Identify the lines holding "europa" and copy them.

Data for processing.
* Start *

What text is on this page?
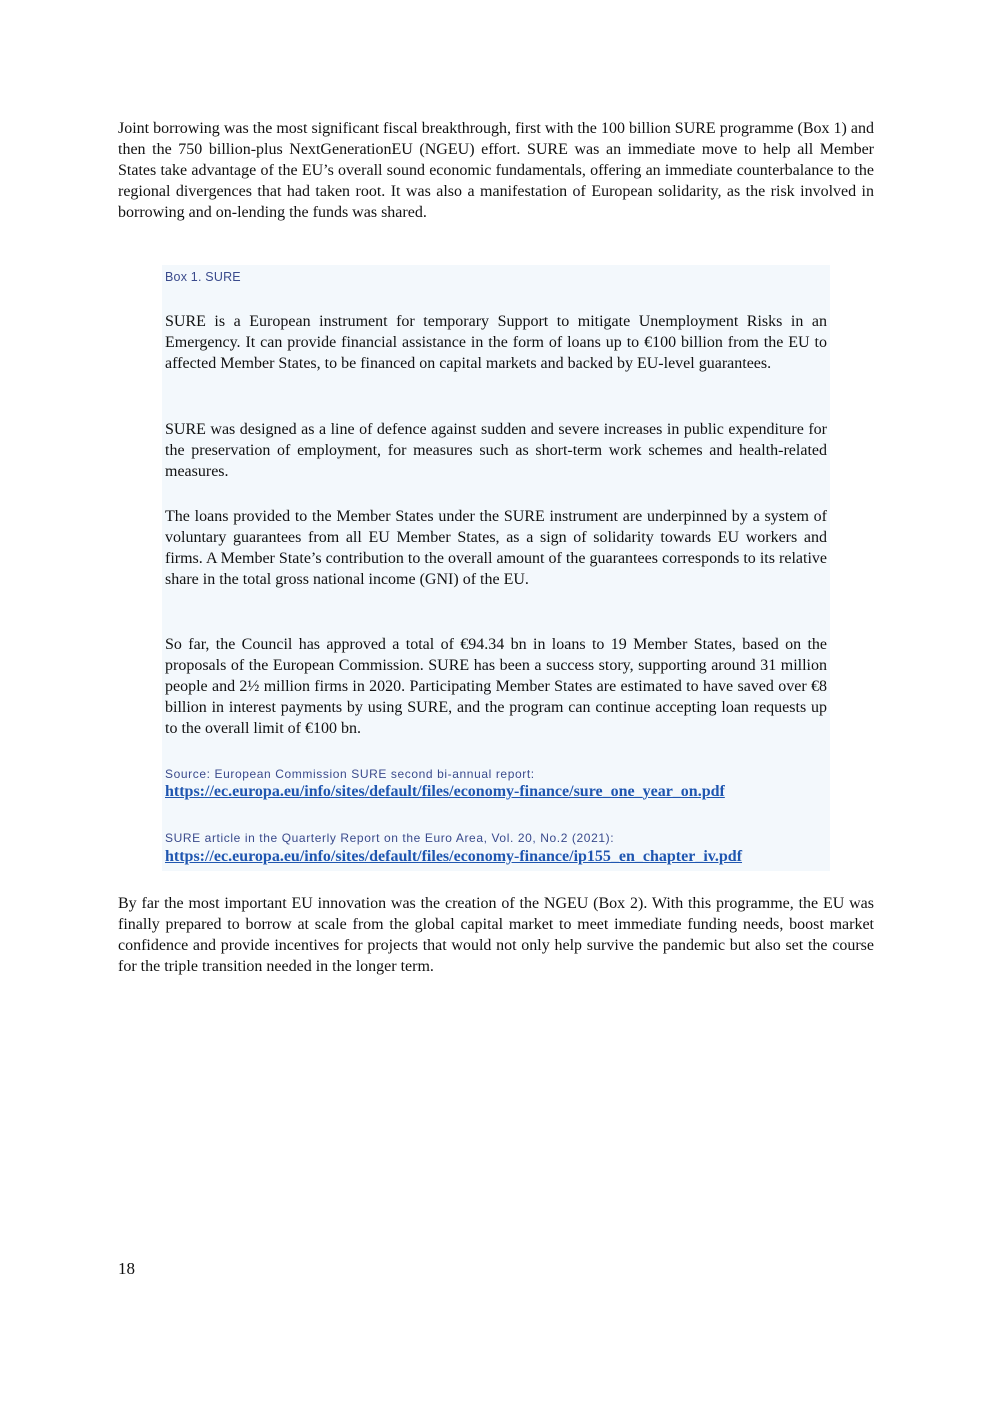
Joint borrowing was the most significant fiscal breakthrough, first with the 100 billion SURE programme (Box 1) and then the 750 billion-plus NextGenerationEU (NGEU) effort. SURE was an immediate move to help all Member States take advantage of the EU’s overall sound economic fundamentals, offering an immediate counterbalance to the regional divergences that had taken root. It was also a manifestation of European solidarity, as the risk involved in borrowing and on-lending the funds was shared.

Box 1. SURE

SURE is a European instrument for temporary Support to mitigate Unemployment Risks in an Emergency. It can provide financial assistance in the form of loans up to €100 billion from the EU to affected Member States, to be financed on capital markets and backed by EU-level guarantees.

SURE was designed as a line of defence against sudden and severe increases in public expenditure for the preservation of employment, for measures such as short-term work schemes and health-related measures.

The loans provided to the Member States under the SURE instrument are underpinned by a system of voluntary guarantees from all EU Member States, as a sign of solidarity towards EU workers and firms. A Member State’s contribution to the overall amount of the guarantees corresponds to its relative share in the total gross national income (GNI) of the EU.

So far, the Council has approved a total of €94.34 bn in loans to 19 Member States, based on the proposals of the European Commission. SURE has been a success story, supporting around 31 million people and 2½ million firms in 2020. Participating Member States are estimated to have saved over €8 billion in interest payments by using SURE, and the program can continue accepting loan requests up to the overall limit of €100 bn.

Source: European Commission SURE second bi-annual report:
https://ec.europa.eu/info/sites/default/files/economy-finance/sure_one_year_on.pdf
SURE article in the Quarterly Report on the Euro Area, Vol. 20, No.2 (2021):
https://ec.europa.eu/info/sites/default/files/economy-finance/ip155_en_chapter_iv.pdf

By far the most important EU innovation was the creation of the NGEU (Box 2). With this programme, the EU was finally prepared to borrow at scale from the global capital market to meet immediate funding needs, boost market confidence and provide incentives for projects that would not only help survive the pandemic but also set the course for the triple transition needed in the longer term.

18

* End *

Solution to the problem.
https://ec.europa.eu/info/sites/default/files/economy-finance/sure_one_year_on.pdf
https://ec.europa.eu/info/sites/default/files/economy-finance/ip155_en_chapter_iv.pdf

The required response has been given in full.